(A block of data)
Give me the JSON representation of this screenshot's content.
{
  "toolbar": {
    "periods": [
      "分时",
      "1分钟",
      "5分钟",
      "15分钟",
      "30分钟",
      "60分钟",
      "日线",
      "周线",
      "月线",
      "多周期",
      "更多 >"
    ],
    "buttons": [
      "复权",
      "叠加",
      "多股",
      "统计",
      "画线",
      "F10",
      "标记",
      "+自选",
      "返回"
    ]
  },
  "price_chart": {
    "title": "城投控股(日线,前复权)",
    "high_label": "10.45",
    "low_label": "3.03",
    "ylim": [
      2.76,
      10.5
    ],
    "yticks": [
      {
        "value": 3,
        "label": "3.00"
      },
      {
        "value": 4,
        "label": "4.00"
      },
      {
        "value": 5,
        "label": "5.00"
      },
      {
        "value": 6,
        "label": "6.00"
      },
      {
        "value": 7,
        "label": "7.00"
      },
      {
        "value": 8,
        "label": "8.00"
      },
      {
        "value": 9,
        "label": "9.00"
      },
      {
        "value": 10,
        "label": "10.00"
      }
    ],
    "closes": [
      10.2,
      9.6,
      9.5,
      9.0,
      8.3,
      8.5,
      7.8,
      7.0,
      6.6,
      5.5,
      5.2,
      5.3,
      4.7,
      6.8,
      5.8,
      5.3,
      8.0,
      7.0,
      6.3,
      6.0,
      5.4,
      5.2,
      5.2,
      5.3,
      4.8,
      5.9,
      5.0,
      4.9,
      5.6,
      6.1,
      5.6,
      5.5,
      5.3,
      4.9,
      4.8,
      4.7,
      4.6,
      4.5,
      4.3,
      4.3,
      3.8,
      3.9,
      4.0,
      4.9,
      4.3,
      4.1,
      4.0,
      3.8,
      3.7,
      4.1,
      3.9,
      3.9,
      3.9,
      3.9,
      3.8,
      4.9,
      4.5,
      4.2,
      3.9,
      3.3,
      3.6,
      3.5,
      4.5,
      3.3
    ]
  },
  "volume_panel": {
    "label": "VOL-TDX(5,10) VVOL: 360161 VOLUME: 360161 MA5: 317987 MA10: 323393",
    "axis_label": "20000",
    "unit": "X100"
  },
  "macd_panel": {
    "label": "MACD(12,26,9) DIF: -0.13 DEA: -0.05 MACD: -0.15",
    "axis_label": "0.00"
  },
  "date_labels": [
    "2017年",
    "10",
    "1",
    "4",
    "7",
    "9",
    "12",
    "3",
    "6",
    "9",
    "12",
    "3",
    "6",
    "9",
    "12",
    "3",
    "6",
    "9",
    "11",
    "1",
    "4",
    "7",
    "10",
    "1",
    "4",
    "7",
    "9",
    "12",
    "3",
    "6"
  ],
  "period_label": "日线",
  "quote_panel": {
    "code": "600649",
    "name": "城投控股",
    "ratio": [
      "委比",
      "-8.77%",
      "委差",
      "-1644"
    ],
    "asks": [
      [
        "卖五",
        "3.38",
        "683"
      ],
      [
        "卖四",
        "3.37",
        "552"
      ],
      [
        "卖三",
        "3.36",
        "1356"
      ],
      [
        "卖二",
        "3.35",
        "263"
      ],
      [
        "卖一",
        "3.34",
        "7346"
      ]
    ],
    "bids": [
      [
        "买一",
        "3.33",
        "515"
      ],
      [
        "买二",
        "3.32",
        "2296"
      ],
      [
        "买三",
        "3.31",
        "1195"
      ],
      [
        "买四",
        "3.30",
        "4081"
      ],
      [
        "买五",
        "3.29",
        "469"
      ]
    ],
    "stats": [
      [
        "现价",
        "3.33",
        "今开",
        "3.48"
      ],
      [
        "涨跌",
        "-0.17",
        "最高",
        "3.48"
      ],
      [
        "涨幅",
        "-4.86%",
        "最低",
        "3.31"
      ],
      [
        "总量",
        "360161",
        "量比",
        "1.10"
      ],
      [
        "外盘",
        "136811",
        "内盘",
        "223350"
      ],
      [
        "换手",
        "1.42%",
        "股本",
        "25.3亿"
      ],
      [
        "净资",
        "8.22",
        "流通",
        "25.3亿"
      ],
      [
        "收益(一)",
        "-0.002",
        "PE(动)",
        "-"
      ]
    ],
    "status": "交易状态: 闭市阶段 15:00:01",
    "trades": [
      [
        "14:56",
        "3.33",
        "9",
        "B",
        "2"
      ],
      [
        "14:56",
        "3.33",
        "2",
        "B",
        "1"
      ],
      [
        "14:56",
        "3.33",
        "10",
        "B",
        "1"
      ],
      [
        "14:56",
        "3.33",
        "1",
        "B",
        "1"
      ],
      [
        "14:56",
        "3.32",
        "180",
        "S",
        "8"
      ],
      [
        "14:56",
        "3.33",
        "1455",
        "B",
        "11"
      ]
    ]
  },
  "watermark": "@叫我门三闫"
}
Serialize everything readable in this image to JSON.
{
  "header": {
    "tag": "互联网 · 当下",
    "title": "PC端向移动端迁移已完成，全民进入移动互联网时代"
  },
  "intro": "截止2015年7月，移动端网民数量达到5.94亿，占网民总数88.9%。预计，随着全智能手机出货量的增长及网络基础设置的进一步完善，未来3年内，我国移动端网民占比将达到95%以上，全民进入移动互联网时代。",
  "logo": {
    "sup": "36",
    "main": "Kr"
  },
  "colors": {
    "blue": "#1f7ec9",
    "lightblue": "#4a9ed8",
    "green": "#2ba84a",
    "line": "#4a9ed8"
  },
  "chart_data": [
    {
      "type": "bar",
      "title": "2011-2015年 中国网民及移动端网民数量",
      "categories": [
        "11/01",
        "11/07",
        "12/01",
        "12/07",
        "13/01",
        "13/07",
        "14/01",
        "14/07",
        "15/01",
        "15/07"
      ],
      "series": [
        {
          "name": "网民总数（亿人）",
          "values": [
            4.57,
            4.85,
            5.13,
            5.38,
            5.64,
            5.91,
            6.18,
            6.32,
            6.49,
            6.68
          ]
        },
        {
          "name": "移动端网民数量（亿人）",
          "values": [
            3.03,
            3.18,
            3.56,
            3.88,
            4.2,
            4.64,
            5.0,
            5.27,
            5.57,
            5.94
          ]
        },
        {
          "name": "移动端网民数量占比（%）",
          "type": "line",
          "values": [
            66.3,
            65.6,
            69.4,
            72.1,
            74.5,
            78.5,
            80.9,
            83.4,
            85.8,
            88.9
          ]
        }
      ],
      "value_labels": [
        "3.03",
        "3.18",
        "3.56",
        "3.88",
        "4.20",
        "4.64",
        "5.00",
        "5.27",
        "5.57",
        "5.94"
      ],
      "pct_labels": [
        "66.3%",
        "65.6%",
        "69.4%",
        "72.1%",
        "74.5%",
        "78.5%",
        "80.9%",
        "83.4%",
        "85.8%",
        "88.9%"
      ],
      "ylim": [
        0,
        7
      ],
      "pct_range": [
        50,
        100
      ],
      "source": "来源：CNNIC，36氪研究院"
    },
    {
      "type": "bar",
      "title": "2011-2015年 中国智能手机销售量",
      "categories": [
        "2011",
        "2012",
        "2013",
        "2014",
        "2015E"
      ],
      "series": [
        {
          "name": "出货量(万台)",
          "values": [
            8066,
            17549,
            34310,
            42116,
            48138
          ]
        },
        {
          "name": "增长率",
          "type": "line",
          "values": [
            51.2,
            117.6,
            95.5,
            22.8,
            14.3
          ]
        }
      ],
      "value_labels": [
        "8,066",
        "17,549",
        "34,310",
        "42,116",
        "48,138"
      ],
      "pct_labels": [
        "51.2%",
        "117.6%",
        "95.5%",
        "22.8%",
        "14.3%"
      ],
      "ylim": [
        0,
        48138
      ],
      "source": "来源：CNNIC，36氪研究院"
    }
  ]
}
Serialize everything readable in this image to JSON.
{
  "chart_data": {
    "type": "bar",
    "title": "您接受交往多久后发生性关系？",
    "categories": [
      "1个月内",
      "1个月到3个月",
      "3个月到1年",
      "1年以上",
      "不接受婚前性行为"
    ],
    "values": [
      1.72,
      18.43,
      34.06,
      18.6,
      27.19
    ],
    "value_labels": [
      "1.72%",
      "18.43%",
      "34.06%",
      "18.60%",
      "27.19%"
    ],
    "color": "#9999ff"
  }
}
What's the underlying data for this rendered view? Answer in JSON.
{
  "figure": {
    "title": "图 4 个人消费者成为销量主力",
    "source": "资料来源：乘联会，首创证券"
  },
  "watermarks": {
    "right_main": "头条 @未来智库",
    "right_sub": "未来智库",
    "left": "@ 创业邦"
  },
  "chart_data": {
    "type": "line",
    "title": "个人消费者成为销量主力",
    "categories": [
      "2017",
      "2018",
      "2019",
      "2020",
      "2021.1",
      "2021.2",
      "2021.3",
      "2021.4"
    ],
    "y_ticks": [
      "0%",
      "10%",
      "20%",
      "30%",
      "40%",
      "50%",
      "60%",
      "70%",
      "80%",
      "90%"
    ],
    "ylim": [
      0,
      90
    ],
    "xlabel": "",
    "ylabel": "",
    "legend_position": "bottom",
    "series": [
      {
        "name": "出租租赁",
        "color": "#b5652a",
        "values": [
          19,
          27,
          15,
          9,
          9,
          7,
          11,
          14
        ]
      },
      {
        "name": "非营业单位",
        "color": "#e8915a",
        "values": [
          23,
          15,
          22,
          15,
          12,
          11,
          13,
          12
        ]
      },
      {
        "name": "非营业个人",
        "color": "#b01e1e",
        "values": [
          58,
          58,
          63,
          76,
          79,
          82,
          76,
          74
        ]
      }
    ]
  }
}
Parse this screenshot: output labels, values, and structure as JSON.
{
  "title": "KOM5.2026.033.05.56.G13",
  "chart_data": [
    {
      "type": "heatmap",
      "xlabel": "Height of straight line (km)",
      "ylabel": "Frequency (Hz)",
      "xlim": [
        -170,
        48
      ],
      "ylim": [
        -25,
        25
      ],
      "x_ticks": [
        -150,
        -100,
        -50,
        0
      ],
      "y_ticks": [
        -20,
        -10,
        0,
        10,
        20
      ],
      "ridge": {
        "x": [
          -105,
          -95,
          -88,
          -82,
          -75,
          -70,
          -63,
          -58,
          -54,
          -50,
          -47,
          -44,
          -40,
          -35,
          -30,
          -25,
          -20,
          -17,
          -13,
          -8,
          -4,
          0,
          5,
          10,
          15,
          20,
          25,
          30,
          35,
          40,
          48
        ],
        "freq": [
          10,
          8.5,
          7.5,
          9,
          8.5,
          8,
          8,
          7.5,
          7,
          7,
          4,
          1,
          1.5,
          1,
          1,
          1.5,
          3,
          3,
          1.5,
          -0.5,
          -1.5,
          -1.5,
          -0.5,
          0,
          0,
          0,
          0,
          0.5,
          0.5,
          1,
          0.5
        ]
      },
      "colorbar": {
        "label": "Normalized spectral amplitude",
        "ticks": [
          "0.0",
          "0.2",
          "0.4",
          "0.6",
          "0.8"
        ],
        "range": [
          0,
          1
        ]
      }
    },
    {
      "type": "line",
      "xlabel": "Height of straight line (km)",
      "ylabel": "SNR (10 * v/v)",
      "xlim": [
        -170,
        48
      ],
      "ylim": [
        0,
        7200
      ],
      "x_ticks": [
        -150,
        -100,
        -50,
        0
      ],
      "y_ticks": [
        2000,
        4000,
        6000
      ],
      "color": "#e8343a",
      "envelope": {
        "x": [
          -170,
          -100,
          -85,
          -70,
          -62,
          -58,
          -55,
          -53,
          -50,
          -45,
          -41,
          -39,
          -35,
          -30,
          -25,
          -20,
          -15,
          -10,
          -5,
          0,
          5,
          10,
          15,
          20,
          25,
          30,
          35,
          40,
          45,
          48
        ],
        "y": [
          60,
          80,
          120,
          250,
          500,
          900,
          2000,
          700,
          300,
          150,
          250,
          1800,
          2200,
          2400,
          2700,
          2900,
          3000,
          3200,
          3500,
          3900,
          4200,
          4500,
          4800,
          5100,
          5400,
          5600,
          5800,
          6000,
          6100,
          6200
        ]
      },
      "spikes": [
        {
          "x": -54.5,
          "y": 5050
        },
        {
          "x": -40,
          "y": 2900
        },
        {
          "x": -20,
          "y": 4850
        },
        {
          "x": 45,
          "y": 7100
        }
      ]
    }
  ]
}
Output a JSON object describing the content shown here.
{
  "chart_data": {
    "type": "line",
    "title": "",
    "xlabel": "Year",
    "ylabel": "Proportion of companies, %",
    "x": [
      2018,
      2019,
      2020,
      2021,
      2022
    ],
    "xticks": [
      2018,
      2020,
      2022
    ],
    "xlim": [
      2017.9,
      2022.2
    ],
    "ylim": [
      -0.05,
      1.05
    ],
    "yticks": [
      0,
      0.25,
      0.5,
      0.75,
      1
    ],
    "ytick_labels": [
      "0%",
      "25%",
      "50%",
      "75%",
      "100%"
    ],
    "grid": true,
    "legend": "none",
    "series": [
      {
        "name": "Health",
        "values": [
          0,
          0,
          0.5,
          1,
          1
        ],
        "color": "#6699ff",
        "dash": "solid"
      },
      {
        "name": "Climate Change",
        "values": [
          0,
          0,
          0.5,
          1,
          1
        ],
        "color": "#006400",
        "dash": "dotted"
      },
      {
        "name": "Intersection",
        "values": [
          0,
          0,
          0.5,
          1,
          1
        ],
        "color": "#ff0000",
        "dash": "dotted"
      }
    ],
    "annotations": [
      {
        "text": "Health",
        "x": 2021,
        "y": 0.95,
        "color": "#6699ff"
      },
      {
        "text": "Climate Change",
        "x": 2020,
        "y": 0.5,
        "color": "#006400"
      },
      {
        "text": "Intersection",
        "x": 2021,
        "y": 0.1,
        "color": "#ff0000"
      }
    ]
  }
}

- _Stated exercise_:
Pull out all lines in the data above that include "Change".

- _Correct response_:
        "name": "Climate Change",
        "text": "Climate Change",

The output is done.